## BEGIN

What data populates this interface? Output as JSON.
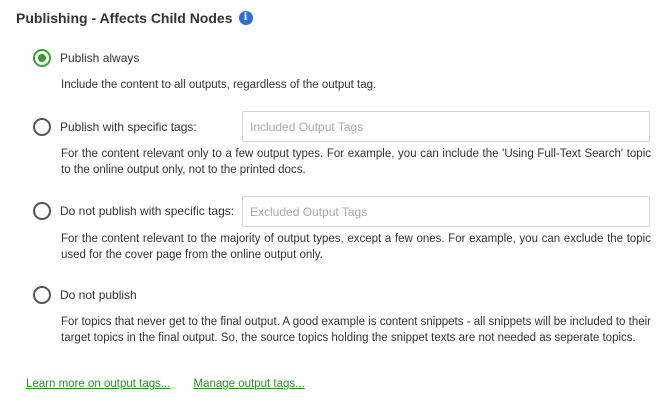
{
  "section": {
    "title": "Publishing - Affects Child Nodes",
    "info_icon": "i"
  },
  "options": [
    {
      "label": "Publish always",
      "selected": true,
      "description": "Include the content to all outputs, regardless of the output tag."
    },
    {
      "label": "Publish with specific tags:",
      "selected": false,
      "input_placeholder": "Included Output Tags",
      "input_value": "",
      "description": "For the content relevant only to a few output types. For example, you can include the 'Using Full-Text Search' topic to the online output only, not to the printed docs."
    },
    {
      "label": "Do not publish with specific tags:",
      "selected": false,
      "input_placeholder": "Excluded Output Tags",
      "input_value": "",
      "description": "For the content relevant to the majority of output types, except a few ones. For example, you can exclude the topic used for the cover page from the online output only."
    },
    {
      "label": "Do not publish",
      "selected": false,
      "description": "For topics that never get to the final output. A good example is content snippets - all snippets will be included to their target topics in the final output. So, the source topics holding the snippet texts are not needed as seperate topics."
    }
  ],
  "links": {
    "learn_more": "Learn more on output tags...",
    "manage": "Manage output tags..."
  },
  "colors": {
    "accent_green": "#2e9e2e",
    "info_blue": "#2f6fd6"
  }
}
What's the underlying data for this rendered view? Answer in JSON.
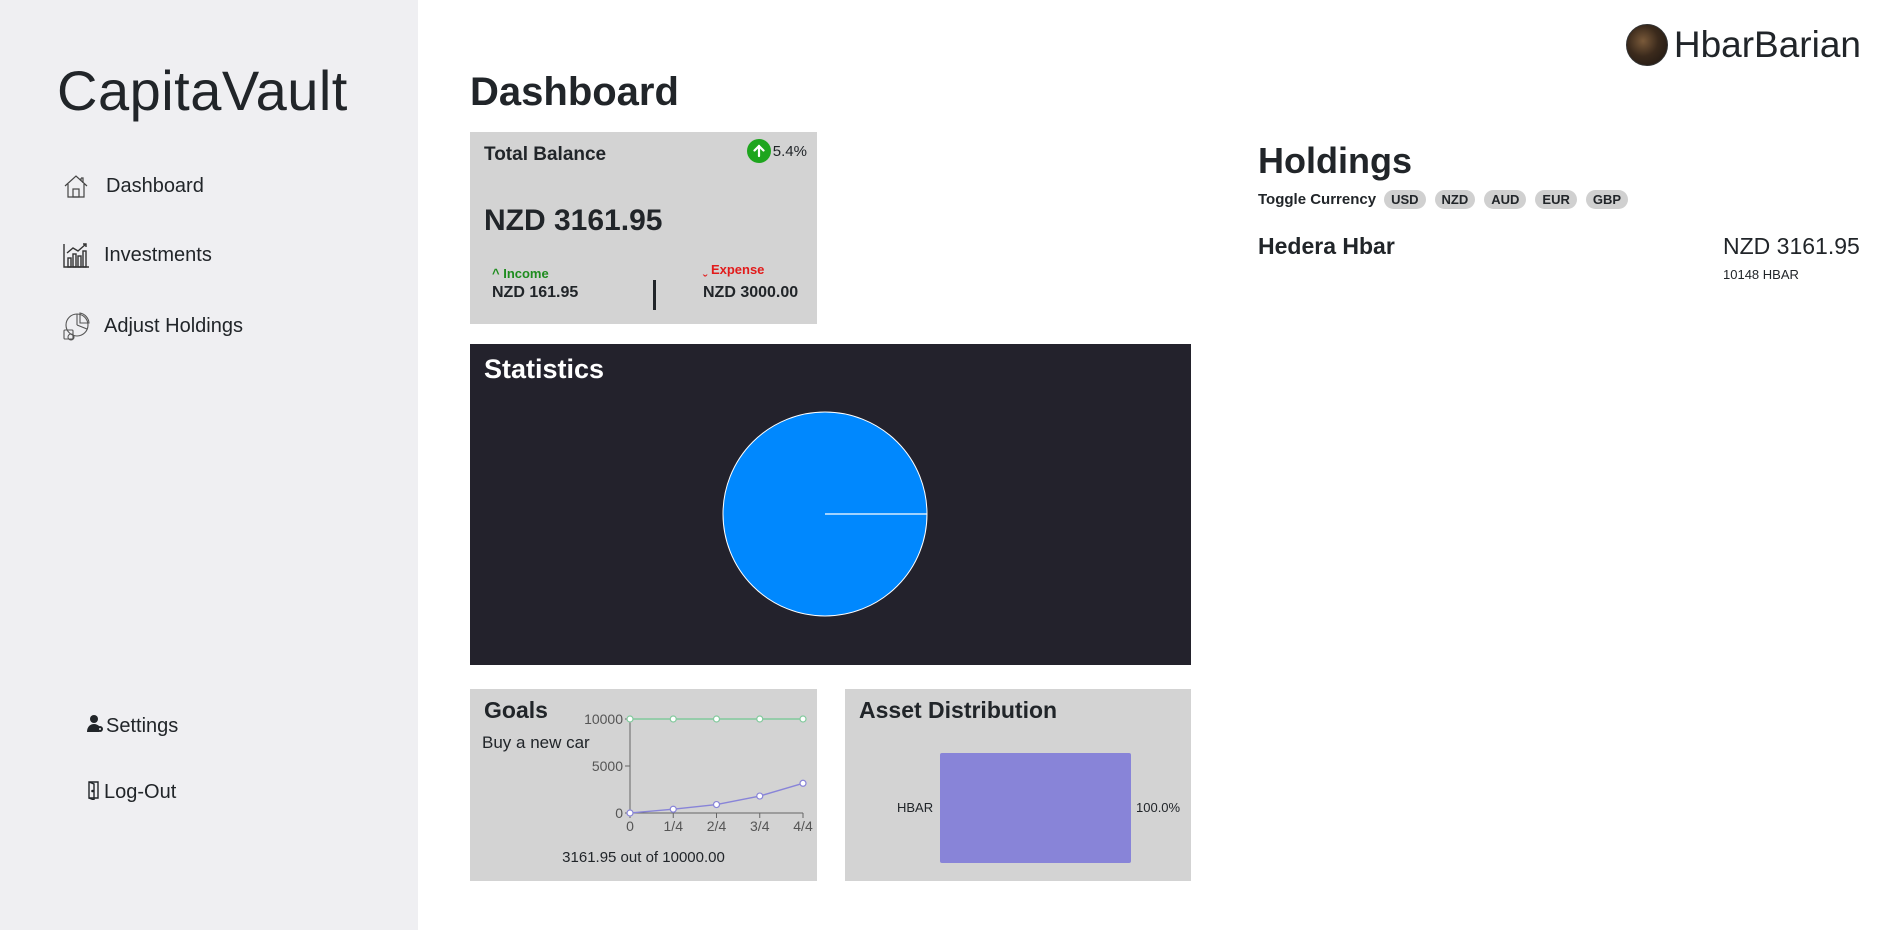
{
  "sidebar": {
    "brand": "CapitaVault",
    "items": [
      {
        "label": "Dashboard",
        "icon": "home-icon"
      },
      {
        "label": "Investments",
        "icon": "chart-icon"
      },
      {
        "label": "Adjust Holdings",
        "icon": "pie-chart-icon"
      }
    ],
    "footer": [
      {
        "label": "Settings",
        "icon": "user-gear-icon"
      },
      {
        "label": "Log-Out",
        "icon": "door-icon"
      }
    ]
  },
  "header": {
    "username": "HbarBarian",
    "page_title": "Dashboard"
  },
  "balance": {
    "title": "Total Balance",
    "change": "5.4%",
    "amount": "NZD 3161.95",
    "income_label": "^ Income",
    "income_value": "NZD 161.95",
    "expense_label": "ˬ Expense",
    "expense_value": "NZD 3000.00"
  },
  "statistics": {
    "title": "Statistics",
    "color": "#0088fe"
  },
  "goals": {
    "title": "Goals",
    "goal_name": "Buy a new car",
    "progress_text": "3161.95 out of 10000.00"
  },
  "asset_distribution": {
    "title": "Asset Distribution",
    "bar_color": "#8884d8"
  },
  "holdings": {
    "title": "Holdings",
    "toggle_label": "Toggle Currency",
    "currencies": [
      "USD",
      "NZD",
      "AUD",
      "EUR",
      "GBP"
    ],
    "items": [
      {
        "name": "Hedera Hbar",
        "value": "NZD 3161.95",
        "units": "10148 HBAR"
      }
    ]
  },
  "chart_data": [
    {
      "type": "pie",
      "title": "Statistics",
      "categories": [
        "HBAR"
      ],
      "values": [
        100
      ]
    },
    {
      "type": "line",
      "title": "Goals",
      "categories": [
        "0",
        "1/4",
        "2/4",
        "3/4",
        "4/4"
      ],
      "ylim": [
        0,
        10000
      ],
      "yticks": [
        0,
        5000,
        10000
      ],
      "series": [
        {
          "values": [
            10000,
            10000,
            10000,
            10000,
            10000
          ],
          "color": "#82ca9d"
        },
        {
          "values": [
            0,
            400,
            900,
            1800,
            3162
          ],
          "color": "#8884d8"
        }
      ]
    },
    {
      "type": "bar",
      "title": "Asset Distribution",
      "categories": [
        "HBAR"
      ],
      "values": [
        100.0
      ],
      "value_labels": [
        "100.0%"
      ]
    }
  ]
}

## END

Goal:
Where a line of the records above holds the word "with", copy that line.

Solution for this problem:
      "label": "Publish with specific tags:",
      "label": "Do not publish with specific tags:",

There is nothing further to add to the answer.